§ WHAT TO DO:
Nothing may be dropped or altered: reproduce all the data.

§ SUPPLIED RECORDS:
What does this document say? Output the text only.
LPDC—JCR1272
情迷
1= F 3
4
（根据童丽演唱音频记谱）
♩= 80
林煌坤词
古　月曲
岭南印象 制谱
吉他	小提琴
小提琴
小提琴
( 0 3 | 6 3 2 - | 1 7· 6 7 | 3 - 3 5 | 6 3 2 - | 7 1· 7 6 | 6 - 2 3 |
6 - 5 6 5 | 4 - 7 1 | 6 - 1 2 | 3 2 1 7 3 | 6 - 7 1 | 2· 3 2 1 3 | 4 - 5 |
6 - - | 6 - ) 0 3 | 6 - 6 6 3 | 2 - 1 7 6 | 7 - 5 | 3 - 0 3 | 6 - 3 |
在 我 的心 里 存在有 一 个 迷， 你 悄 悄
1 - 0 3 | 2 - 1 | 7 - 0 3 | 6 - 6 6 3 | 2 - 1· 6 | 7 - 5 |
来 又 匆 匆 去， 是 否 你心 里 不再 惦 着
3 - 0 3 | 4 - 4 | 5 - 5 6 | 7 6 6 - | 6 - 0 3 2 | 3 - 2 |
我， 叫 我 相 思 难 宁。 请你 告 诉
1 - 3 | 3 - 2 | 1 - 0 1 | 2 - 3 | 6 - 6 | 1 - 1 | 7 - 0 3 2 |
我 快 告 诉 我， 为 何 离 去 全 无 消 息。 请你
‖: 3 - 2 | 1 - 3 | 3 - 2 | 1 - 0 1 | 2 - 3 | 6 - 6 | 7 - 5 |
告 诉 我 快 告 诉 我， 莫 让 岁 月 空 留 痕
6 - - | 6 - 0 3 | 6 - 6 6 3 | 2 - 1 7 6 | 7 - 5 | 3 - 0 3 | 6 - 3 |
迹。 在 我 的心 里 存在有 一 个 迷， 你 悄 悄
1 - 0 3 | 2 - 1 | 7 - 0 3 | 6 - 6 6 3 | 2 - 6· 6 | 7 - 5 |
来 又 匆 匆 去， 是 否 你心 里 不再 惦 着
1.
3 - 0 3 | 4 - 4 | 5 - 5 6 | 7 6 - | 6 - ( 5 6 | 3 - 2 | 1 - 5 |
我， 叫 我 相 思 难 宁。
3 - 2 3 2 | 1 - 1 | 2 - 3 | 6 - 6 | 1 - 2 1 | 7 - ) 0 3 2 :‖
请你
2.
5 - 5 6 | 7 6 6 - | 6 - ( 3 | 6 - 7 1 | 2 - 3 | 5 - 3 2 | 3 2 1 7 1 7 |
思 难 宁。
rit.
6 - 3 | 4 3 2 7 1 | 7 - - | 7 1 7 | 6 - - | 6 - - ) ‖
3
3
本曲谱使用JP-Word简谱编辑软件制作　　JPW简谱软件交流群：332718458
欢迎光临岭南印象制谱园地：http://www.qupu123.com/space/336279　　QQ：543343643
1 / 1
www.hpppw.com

§ OUTPUT FOR THIS TASK:
What does this document say? Output the text only.
LPDC—JCR1272
情迷
1= F 3
4
（根据童丽演唱音频记谱）
♩= 80
林煌坤词
古　月曲
岭南印象 制谱
吉他	小提琴
小提琴
小提琴
( 0 3 | 6 3 2 - | 1 7· 6 7 | 3 - 3 5 | 6 3 2 - | 7 1· 7 6 | 6 - 2 3 |
6 - 5 6 5 | 4 - 7 1 | 6 - 1 2 | 3 2 1 7 3 | 6 - 7 1 | 2· 3 2 1 3 | 4 - 5 |
6 - - | 6 - ) 0 3 | 6 - 6 6 3 | 2 - 1 7 6 | 7 - 5 | 3 - 0 3 | 6 - 3 |
在 我 的心 里 存在有 一 个 迷， 你 悄 悄
1 - 0 3 | 2 - 1 | 7 - 0 3 | 6 - 6 6 3 | 2 - 1· 6 | 7 - 5 |
来 又 匆 匆 去， 是 否 你心 里 不再 惦 着
3 - 0 3 | 4 - 4 | 5 - 5 6 | 7 6 6 - | 6 - 0 3 2 | 3 - 2 |
我， 叫 我 相 思 难 宁。 请你 告 诉
1 - 3 | 3 - 2 | 1 - 0 1 | 2 - 3 | 6 - 6 | 1 - 1 | 7 - 0 3 2 |
我 快 告 诉 我， 为 何 离 去 全 无 消 息。 请你
‖: 3 - 2 | 1 - 3 | 3 - 2 | 1 - 0 1 | 2 - 3 | 6 - 6 | 7 - 5 |
告 诉 我 快 告 诉 我， 莫 让 岁 月 空 留 痕
6 - - | 6 - 0 3 | 6 - 6 6 3 | 2 - 1 7 6 | 7 - 5 | 3 - 0 3 | 6 - 3 |
迹。 在 我 的心 里 存在有 一 个 迷， 你 悄 悄
1 - 0 3 | 2 - 1 | 7 - 0 3 | 6 - 6 6 3 | 2 - 6· 6 | 7 - 5 |
来 又 匆 匆 去， 是 否 你心 里 不再 惦 着
1.
3 - 0 3 | 4 - 4 | 5 - 5 6 | 7 6 - | 6 - ( 5 6 | 3 - 2 | 1 - 5 |
我， 叫 我 相 思 难 宁。
3 - 2 3 2 | 1 - 1 | 2 - 3 | 6 - 6 | 1 - 2 1 | 7 - ) 0 3 2 :‖
请你
2.
5 - 5 6 | 7 6 6 - | 6 - ( 3 | 6 - 7 1 | 2 - 3 | 5 - 3 2 | 3 2 1 7 1 7 |
思 难 宁。
rit.
6 - 3 | 4 3 2 7 1 | 7 - - | 7 1 7 | 6 - - | 6 - - ) ‖
3
3
本曲谱使用JP-Word简谱编辑软件制作　　JPW简谱软件交流群：332718458
欢迎光临岭南印象制谱园地：http://www.qupu123.com/space/336279　　QQ：543343643
1 / 1
www.hpppw.com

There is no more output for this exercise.